##### ENTRIES #####
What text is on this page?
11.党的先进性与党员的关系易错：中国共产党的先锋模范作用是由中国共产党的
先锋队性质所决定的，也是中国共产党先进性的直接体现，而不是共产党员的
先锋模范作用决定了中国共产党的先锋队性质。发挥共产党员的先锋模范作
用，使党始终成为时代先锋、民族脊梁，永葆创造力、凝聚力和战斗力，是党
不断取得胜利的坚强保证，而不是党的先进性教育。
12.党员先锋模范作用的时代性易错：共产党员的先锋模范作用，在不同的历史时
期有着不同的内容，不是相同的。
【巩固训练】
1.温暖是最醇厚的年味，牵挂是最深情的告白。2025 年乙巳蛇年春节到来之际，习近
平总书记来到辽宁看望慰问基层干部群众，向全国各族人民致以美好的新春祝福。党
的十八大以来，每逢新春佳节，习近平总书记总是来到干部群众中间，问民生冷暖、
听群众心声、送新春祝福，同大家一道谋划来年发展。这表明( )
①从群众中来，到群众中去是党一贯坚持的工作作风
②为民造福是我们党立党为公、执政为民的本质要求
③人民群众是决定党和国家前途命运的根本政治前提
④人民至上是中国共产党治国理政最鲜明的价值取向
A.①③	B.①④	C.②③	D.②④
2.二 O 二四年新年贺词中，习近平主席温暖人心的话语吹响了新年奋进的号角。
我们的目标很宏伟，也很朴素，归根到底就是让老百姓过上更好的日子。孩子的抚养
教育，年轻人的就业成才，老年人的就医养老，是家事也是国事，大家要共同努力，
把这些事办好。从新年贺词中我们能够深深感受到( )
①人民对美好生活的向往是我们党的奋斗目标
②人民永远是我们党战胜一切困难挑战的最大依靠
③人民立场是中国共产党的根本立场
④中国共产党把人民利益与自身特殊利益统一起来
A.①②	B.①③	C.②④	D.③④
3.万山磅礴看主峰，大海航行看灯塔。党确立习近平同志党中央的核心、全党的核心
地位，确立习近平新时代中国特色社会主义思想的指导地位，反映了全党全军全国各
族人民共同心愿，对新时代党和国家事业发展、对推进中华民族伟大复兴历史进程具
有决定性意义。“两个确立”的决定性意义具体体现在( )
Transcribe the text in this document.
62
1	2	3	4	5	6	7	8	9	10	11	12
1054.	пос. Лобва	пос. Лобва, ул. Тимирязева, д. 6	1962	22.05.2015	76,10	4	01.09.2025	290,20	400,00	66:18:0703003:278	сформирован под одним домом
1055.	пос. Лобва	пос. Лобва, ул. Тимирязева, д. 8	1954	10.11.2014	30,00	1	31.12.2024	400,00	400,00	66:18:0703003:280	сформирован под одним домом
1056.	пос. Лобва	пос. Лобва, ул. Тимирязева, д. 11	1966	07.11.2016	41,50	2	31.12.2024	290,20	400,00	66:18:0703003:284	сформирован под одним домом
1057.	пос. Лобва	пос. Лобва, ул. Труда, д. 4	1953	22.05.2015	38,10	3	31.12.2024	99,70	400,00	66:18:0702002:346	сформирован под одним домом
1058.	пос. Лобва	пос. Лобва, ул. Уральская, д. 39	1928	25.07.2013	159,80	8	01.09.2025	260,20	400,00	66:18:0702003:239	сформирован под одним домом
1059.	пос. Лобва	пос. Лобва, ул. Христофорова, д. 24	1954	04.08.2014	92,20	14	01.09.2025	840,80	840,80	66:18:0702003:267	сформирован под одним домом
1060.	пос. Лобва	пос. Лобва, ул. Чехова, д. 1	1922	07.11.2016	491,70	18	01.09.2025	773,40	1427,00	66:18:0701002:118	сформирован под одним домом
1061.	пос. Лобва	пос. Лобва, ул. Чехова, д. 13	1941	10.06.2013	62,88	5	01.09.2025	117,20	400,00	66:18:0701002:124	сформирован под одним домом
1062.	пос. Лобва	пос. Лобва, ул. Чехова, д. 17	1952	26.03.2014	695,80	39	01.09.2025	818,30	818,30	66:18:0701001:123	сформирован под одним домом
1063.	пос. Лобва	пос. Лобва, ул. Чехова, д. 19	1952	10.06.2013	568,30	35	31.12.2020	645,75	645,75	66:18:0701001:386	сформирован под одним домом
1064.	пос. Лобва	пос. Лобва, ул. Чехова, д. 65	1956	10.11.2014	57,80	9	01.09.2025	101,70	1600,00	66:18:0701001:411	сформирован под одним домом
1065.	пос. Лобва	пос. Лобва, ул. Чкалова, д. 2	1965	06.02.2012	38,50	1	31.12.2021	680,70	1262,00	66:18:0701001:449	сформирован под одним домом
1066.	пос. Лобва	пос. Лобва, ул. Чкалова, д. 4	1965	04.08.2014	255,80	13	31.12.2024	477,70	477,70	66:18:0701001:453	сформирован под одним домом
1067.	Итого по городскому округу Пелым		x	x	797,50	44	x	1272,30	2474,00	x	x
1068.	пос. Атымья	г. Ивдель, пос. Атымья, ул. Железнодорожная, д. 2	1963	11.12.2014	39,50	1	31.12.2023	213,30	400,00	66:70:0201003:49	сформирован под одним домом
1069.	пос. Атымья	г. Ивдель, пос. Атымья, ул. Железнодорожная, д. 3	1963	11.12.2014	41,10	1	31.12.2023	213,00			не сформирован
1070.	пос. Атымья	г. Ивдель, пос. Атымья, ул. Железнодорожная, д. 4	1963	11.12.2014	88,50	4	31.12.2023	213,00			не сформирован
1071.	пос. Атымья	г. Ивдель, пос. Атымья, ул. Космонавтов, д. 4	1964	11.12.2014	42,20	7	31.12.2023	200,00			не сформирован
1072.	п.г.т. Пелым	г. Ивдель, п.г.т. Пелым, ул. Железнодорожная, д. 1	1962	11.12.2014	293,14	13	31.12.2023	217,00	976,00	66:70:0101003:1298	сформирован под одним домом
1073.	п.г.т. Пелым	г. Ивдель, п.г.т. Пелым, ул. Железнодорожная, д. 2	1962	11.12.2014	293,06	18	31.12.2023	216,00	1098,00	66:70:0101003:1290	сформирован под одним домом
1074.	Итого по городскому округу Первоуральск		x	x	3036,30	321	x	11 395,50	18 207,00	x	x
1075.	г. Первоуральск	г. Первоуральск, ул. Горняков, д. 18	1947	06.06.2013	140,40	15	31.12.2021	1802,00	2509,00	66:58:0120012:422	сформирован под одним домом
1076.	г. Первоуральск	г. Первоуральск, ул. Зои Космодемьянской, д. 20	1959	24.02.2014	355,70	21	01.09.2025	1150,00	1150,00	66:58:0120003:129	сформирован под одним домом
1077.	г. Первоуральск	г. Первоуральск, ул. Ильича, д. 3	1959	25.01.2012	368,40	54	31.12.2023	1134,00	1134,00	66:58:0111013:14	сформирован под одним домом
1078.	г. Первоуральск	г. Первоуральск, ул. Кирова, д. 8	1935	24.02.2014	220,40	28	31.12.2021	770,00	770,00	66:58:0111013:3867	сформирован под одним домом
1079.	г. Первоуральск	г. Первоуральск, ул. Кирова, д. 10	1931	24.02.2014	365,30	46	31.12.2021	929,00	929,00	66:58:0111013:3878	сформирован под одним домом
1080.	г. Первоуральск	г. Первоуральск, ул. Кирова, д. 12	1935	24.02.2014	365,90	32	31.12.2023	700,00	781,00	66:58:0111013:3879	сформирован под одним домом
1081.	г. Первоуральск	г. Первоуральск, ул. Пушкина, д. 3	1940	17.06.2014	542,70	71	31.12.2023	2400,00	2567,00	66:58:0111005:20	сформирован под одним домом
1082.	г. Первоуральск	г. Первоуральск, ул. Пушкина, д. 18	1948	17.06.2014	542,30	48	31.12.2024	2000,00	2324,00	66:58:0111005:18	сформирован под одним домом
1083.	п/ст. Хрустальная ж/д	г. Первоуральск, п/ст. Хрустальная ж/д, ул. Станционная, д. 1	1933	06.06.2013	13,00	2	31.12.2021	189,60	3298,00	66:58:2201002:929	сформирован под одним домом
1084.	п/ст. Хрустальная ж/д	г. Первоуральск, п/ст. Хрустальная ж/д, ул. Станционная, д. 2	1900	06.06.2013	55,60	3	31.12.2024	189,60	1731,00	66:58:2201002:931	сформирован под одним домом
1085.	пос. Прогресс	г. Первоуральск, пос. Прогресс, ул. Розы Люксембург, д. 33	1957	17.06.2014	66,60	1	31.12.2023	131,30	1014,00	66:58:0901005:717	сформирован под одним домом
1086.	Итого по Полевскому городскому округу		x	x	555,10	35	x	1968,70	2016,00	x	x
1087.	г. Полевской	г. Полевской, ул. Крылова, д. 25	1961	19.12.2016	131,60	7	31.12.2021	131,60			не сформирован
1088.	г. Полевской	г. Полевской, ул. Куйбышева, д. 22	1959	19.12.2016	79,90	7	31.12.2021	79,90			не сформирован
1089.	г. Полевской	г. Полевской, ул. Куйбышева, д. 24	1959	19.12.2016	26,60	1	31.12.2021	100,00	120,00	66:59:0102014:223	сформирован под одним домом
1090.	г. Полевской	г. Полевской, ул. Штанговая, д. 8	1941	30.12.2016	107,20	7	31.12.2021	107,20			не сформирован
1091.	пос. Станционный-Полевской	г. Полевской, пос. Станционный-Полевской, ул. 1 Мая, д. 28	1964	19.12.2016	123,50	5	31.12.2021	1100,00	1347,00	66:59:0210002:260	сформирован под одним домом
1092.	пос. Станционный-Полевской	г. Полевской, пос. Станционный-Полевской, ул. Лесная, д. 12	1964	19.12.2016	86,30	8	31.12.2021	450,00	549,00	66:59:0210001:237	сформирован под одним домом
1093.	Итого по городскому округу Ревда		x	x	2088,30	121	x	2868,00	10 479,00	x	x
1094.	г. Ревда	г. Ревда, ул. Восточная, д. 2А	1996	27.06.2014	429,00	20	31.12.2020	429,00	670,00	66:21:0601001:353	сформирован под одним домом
#####
▶ AIM
Return each line where "Чехова" shows up.

▶ SOLUTION TO THE PROBLEM
1060.	пос. Лобва	пос. Лобва, ул. Чехова, д. 1	1922	07.11.2016	491,70	18	01.09.2025	773,40	1427,00	66:18:0701002:118	сформирован под одним домом
1061.	пос. Лобва	пос. Лобва, ул. Чехова, д. 13	1941	10.06.2013	62,88	5	01.09.2025	117,20	400,00	66:18:0701002:124	сформирован под одним домом
1062.	пос. Лобва	пос. Лобва, ул. Чехова, д. 17	1952	26.03.2014	695,80	39	01.09.2025	818,30	818,30	66:18:0701001:123	сформирован под одним домом
1063.	пос. Лобва	пос. Лобва, ул. Чехова, д. 19	1952	10.06.2013	568,30	35	31.12.2020	645,75	645,75	66:18:0701001:386	сформирован под одним домом
1064.	пос. Лобва	пос. Лобва, ул. Чехова, д. 65	1956	10.11.2014	57,80	9	01.09.2025	101,70	1600,00	66:18:0701001:411	сформирован под одним домом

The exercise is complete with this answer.